### The task
List every line below containing "text".
──────── Records shown ────────
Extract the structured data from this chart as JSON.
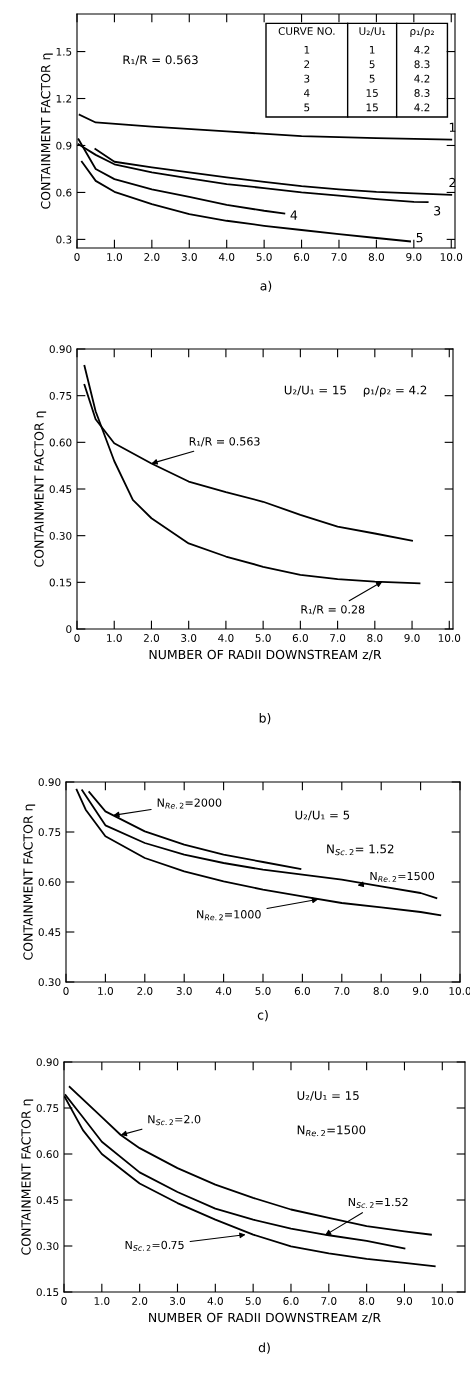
{
  "chart_data": [
    {
      "type": "line",
      "legend": "right",
      "ylabel": "CONTAINMENT FACTOR η",
      "xlim": [
        0,
        10.1
      ],
      "ylim": [
        0.245,
        1.74
      ],
      "xticks": [
        0,
        {
          "value": 1,
          "label": "1.0"
        },
        {
          "value": 2,
          "label": "2.0"
        },
        {
          "value": 3,
          "label": "3.0"
        },
        {
          "value": 4,
          "label": "4.0"
        },
        {
          "value": 5,
          "label": "5.0"
        },
        {
          "value": 6,
          "label": "6.0"
        },
        {
          "value": 7,
          "label": "7.0"
        },
        {
          "value": 8,
          "label": "8.0"
        },
        {
          "value": 9,
          "label": "9.0"
        },
        {
          "value": 10,
          "label": "10.0"
        }
      ],
      "yticks": [
        0.3,
        0.6,
        0.9,
        1.2,
        1.5
      ],
      "series": [
        {
          "name": "1",
          "color": "#000000",
          "x": [
            0.07,
            0.5,
            2,
            4,
            6,
            8,
            10
          ],
          "values": [
            1.096,
            1.047,
            1.02,
            0.99,
            0.96,
            0.947,
            0.938
          ]
        },
        {
          "name": "2",
          "color": "#000000",
          "x": [
            0.49,
            1,
            2,
            3,
            4,
            5,
            6,
            7,
            8,
            9,
            10
          ],
          "values": [
            0.877,
            0.796,
            0.76,
            0.728,
            0.696,
            0.668,
            0.64,
            0.62,
            0.604,
            0.594,
            0.585
          ]
        },
        {
          "name": "3",
          "color": "#000000",
          "x": [
            0.04,
            0.5,
            1,
            2,
            3,
            4,
            5,
            6,
            7,
            8,
            9,
            9.37
          ],
          "values": [
            0.908,
            0.84,
            0.78,
            0.728,
            0.69,
            0.653,
            0.628,
            0.6,
            0.579,
            0.557,
            0.54,
            0.538
          ]
        },
        {
          "name": "4",
          "color": "#000000",
          "x": [
            0.04,
            0.5,
            1,
            2,
            3,
            4,
            5,
            5.54
          ],
          "values": [
            0.94,
            0.75,
            0.685,
            0.62,
            0.572,
            0.52,
            0.483,
            0.466
          ]
        },
        {
          "name": "5",
          "color": "#000000",
          "x": [
            0.13,
            0.5,
            1,
            2,
            3,
            4,
            5,
            6,
            7,
            8,
            8.9
          ],
          "values": [
            0.796,
            0.674,
            0.604,
            0.526,
            0.462,
            0.419,
            0.387,
            0.36,
            0.334,
            0.309,
            0.287
          ]
        }
      ],
      "annotations": [
        "R₁/R = 0.563",
        "CURVE NO.\tU₂/U₁\tρ₁/ρ₂",
        "1\t1\t4.2",
        "2\t5\t8.3",
        "3\t5\t4.2",
        "4\t15\t8.3",
        "5\t15\t4.2",
        "a)"
      ]
    },
    {
      "type": "line",
      "ylabel": "CONTAINMENT FACTOR η",
      "xlabel": "NUMBER OF RADII DOWNSTREAM z/R",
      "xlim": [
        0,
        10.1
      ],
      "ylim": [
        0,
        0.9
      ],
      "xticks": [
        0,
        {
          "value": 1,
          "label": "1.0"
        },
        {
          "value": 2,
          "label": "2.0"
        },
        {
          "value": 3,
          "label": "3.0"
        },
        {
          "value": 4,
          "label": "4.0"
        },
        {
          "value": 5,
          "label": "5.0"
        },
        {
          "value": 6,
          "label": "6.0"
        },
        {
          "value": 7,
          "label": "7.0"
        },
        {
          "value": 8,
          "label": "8.0"
        },
        {
          "value": 9,
          "label": "9.0"
        },
        {
          "value": 10,
          "label": "10.0"
        }
      ],
      "yticks": [
        0,
        0.15,
        {
          "value": 0.3,
          "label": "0.30"
        },
        0.45,
        {
          "value": 0.6,
          "label": "0.60"
        },
        0.75,
        {
          "value": 0.9,
          "label": "0.90"
        }
      ],
      "series": [
        {
          "color": "#000000",
          "x": [
            0.2,
            0.5,
            1,
            2,
            3,
            4,
            5,
            6,
            7,
            8,
            9
          ],
          "values": [
            0.785,
            0.674,
            0.597,
            0.532,
            0.474,
            0.44,
            0.409,
            0.367,
            0.329,
            0.307,
            0.284
          ]
        },
        {
          "color": "#000000",
          "x": [
            0.2,
            0.5,
            1,
            1.5,
            2,
            3,
            4,
            5,
            6,
            7,
            8,
            9.2
          ],
          "values": [
            0.846,
            0.7,
            0.54,
            0.415,
            0.356,
            0.275,
            0.233,
            0.2,
            0.174,
            0.16,
            0.152,
            0.147
          ]
        }
      ],
      "annotations": [
        "U₂/U₁ = 15",
        "ρ₁/ρ₂ = 4.2",
        {
          "text": "R₁/R = 0.563",
          "x": 2.0,
          "y": 0.532
        },
        {
          "text": "R₁/R = 0.28",
          "x": 8.2,
          "y": 0.152
        },
        "b)"
      ]
    },
    {
      "type": "line",
      "ylabel": "CONTAINMENT FACTOR η",
      "xlim": [
        0,
        10
      ],
      "ylim": [
        0.3,
        0.9
      ],
      "xticks": [
        0,
        {
          "value": 1,
          "label": "1.0"
        },
        {
          "value": 2,
          "label": "2.0"
        },
        {
          "value": 3,
          "label": "3.0"
        },
        {
          "value": 4,
          "label": "4.0"
        },
        {
          "value": 5,
          "label": "5.0"
        },
        {
          "value": 6,
          "label": "6.0"
        },
        {
          "value": 7,
          "label": "7.0"
        },
        {
          "value": 8,
          "label": "8.0"
        },
        {
          "value": 9,
          "label": "9.0"
        },
        {
          "value": 10,
          "label": "10.0"
        }
      ],
      "yticks": [
        {
          "value": 0.3,
          "label": "0.30"
        },
        0.45,
        {
          "value": 0.6,
          "label": "0.60"
        },
        0.75,
        {
          "value": 0.9,
          "label": "0.90"
        }
      ],
      "series": [
        {
          "color": "#000000",
          "x": [
            0.59,
            1,
            2,
            3,
            4,
            5,
            5.95
          ],
          "values": [
            0.87,
            0.812,
            0.752,
            0.712,
            0.682,
            0.66,
            0.639
          ]
        },
        {
          "color": "#000000",
          "x": [
            0.41,
            1,
            2,
            3,
            4,
            5,
            6,
            7,
            8,
            9,
            9.4
          ],
          "values": [
            0.875,
            0.77,
            0.717,
            0.682,
            0.657,
            0.637,
            0.622,
            0.607,
            0.587,
            0.567,
            0.552
          ]
        },
        {
          "color": "#000000",
          "x": [
            0.27,
            0.5,
            1,
            2,
            3,
            4,
            5,
            6,
            7,
            8,
            9,
            9.5
          ],
          "values": [
            0.877,
            0.817,
            0.737,
            0.672,
            0.632,
            0.602,
            0.577,
            0.557,
            0.537,
            0.524,
            0.51,
            0.5
          ]
        }
      ],
      "annotations": [
        "U₂/U₁ = 5",
        "N$_{Sc.2}$= 1.52",
        {
          "text": "N$_{Re.2}$=2000",
          "x": 1.2,
          "y": 0.8
        },
        {
          "text": "N$_{Re.2}$=1500",
          "x": 7.4,
          "y": 0.59
        },
        {
          "text": "N$_{Re.2}$=1000",
          "x": 6.4,
          "y": 0.548
        },
        "c)"
      ]
    },
    {
      "type": "line",
      "ylabel": "CONTAINMENT FACTOR η",
      "xlabel": "NUMBER OF RADII DOWNSTREAM z/R",
      "xlim": [
        0,
        10.6
      ],
      "ylim": [
        0.15,
        0.9
      ],
      "xticks": [
        0,
        {
          "value": 1,
          "label": "1.0"
        },
        {
          "value": 2,
          "label": "2.0"
        },
        {
          "value": 3,
          "label": "3.0"
        },
        {
          "value": 4,
          "label": "4.0"
        },
        {
          "value": 5,
          "label": "5.0"
        },
        {
          "value": 6,
          "label": "6.0"
        },
        {
          "value": 7,
          "label": "7.0"
        },
        {
          "value": 8,
          "label": "8.0"
        },
        {
          "value": 9,
          "label": "9.0"
        },
        {
          "value": 10,
          "label": "10.0"
        }
      ],
      "yticks": [
        0.15,
        {
          "value": 0.3,
          "label": "0.30"
        },
        0.45,
        {
          "value": 0.6,
          "label": "0.60"
        },
        0.75,
        {
          "value": 0.9,
          "label": "0.90"
        }
      ],
      "series": [
        {
          "color": "#000000",
          "x": [
            0.15,
            1,
            1.5,
            2,
            3,
            4,
            5,
            6,
            7,
            8,
            9,
            9.7
          ],
          "values": [
            0.819,
            0.72,
            0.662,
            0.619,
            0.554,
            0.5,
            0.457,
            0.419,
            0.392,
            0.365,
            0.348,
            0.337
          ]
        },
        {
          "color": "#000000",
          "x": [
            0.04,
            0.5,
            1,
            2,
            3,
            4,
            5,
            6,
            7,
            8,
            9
          ],
          "values": [
            0.792,
            0.72,
            0.64,
            0.54,
            0.476,
            0.422,
            0.386,
            0.357,
            0.335,
            0.317,
            0.292
          ]
        },
        {
          "color": "#000000",
          "x": [
            0.02,
            0.5,
            1,
            2,
            3,
            4,
            5,
            6,
            7,
            8,
            9,
            9.8
          ],
          "values": [
            0.786,
            0.678,
            0.6,
            0.504,
            0.44,
            0.386,
            0.337,
            0.299,
            0.276,
            0.258,
            0.245,
            0.234
          ]
        }
      ],
      "annotations": [
        "U₂/U₁ = 15",
        "N$_{Re.2}$=1500",
        {
          "text": "N$_{Sc.2}$=2.0",
          "x": 1.5,
          "y": 0.662
        },
        {
          "text": "N$_{Sc.2}$=1.52",
          "x": 6.9,
          "y": 0.335
        },
        {
          "text": "N$_{Sc.2}$=0.75",
          "x": 4.8,
          "y": 0.337
        },
        "d)"
      ]
    }
  ]
}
────────
### Correct response
          "text": "R₁/R = 0.563",
          "text": "R₁/R = 0.28",
          "text": "N$_{Re.2}$=2000",
          "text": "N$_{Re.2}$=1500",
          "text": "N$_{Re.2}$=1000",
          "text": "N$_{Sc.2}$=2.0",
          "text": "N$_{Sc.2}$=1.52",
          "text": "N$_{Sc.2}$=0.75",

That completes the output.